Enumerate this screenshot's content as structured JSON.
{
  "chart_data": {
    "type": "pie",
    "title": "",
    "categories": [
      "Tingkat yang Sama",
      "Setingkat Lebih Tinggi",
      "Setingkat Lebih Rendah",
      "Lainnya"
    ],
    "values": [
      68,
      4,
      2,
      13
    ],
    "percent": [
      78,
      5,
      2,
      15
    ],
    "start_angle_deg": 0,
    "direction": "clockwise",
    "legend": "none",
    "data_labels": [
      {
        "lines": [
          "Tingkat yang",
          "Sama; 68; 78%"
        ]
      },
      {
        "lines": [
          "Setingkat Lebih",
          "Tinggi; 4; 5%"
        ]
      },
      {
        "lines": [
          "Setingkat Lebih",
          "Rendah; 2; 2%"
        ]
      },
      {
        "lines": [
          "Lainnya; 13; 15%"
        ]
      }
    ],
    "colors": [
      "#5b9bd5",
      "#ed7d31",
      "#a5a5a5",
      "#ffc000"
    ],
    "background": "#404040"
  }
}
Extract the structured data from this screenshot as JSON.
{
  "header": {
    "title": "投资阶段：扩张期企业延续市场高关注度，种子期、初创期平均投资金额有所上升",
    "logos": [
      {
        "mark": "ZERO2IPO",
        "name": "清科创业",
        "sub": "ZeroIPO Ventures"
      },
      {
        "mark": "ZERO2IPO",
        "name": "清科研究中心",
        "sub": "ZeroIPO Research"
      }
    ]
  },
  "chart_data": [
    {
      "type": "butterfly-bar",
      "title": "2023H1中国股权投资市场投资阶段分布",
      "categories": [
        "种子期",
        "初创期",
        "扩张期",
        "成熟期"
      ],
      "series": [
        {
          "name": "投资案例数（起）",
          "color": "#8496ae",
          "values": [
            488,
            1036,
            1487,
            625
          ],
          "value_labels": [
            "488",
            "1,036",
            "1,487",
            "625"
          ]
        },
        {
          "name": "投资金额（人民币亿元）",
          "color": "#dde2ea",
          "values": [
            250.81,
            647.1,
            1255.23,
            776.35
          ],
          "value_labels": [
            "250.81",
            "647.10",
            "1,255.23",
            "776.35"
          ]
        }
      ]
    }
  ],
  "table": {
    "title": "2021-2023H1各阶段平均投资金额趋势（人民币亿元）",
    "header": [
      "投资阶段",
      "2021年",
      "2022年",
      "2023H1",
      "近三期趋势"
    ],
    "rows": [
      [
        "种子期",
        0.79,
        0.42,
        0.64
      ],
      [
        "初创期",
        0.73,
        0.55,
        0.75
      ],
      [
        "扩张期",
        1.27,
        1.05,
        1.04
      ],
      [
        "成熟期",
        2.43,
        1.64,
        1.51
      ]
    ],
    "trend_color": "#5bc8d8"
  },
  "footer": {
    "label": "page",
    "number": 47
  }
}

^^^^^^^^^^^^^^^^

▶ _TASK GOAL_
Your task is to retype all the records above with nothing left out.

▶ _SOLUTION TO THE EXERCISE_
Enumerate this screenshot's content as structured JSON.
{
  "chart_data": {
    "type": "pie",
    "title": "",
    "categories": [
      "Tingkat yang Sama",
      "Setingkat Lebih Tinggi",
      "Setingkat Lebih Rendah",
      "Lainnya"
    ],
    "values": [
      68,
      4,
      2,
      13
    ],
    "percent": [
      78,
      5,
      2,
      15
    ],
    "start_angle_deg": 0,
    "direction": "clockwise",
    "legend": "none",
    "data_labels": [
      {
        "lines": [
          "Tingkat yang",
          "Sama; 68; 78%"
        ]
      },
      {
        "lines": [
          "Setingkat Lebih",
          "Tinggi; 4; 5%"
        ]
      },
      {
        "lines": [
          "Setingkat Lebih",
          "Rendah; 2; 2%"
        ]
      },
      {
        "lines": [
          "Lainnya; 13; 15%"
        ]
      }
    ],
    "colors": [
      "#5b9bd5",
      "#ed7d31",
      "#a5a5a5",
      "#ffc000"
    ],
    "background": "#404040"
  }
}
Extract the structured data from this screenshot as JSON.
{
  "header": {
    "title": "投资阶段：扩张期企业延续市场高关注度，种子期、初创期平均投资金额有所上升",
    "logos": [
      {
        "mark": "ZERO2IPO",
        "name": "清科创业",
        "sub": "ZeroIPO Ventures"
      },
      {
        "mark": "ZERO2IPO",
        "name": "清科研究中心",
        "sub": "ZeroIPO Research"
      }
    ]
  },
  "chart_data": [
    {
      "type": "butterfly-bar",
      "title": "2023H1中国股权投资市场投资阶段分布",
      "categories": [
        "种子期",
        "初创期",
        "扩张期",
        "成熟期"
      ],
      "series": [
        {
          "name": "投资案例数（起）",
          "color": "#8496ae",
          "values": [
            488,
            1036,
            1487,
            625
          ],
          "value_labels": [
            "488",
            "1,036",
            "1,487",
            "625"
          ]
        },
        {
          "name": "投资金额（人民币亿元）",
          "color": "#dde2ea",
          "values": [
            250.81,
            647.1,
            1255.23,
            776.35
          ],
          "value_labels": [
            "250.81",
            "647.10",
            "1,255.23",
            "776.35"
          ]
        }
      ]
    }
  ],
  "table": {
    "title": "2021-2023H1各阶段平均投资金额趋势（人民币亿元）",
    "header": [
      "投资阶段",
      "2021年",
      "2022年",
      "2023H1",
      "近三期趋势"
    ],
    "rows": [
      [
        "种子期",
        0.79,
        0.42,
        0.64
      ],
      [
        "初创期",
        0.73,
        0.55,
        0.75
      ],
      [
        "扩张期",
        1.27,
        1.05,
        1.04
      ],
      [
        "成熟期",
        2.43,
        1.64,
        1.51
      ]
    ],
    "trend_color": "#5bc8d8"
  },
  "footer": {
    "label": "page",
    "number": 47
  }
}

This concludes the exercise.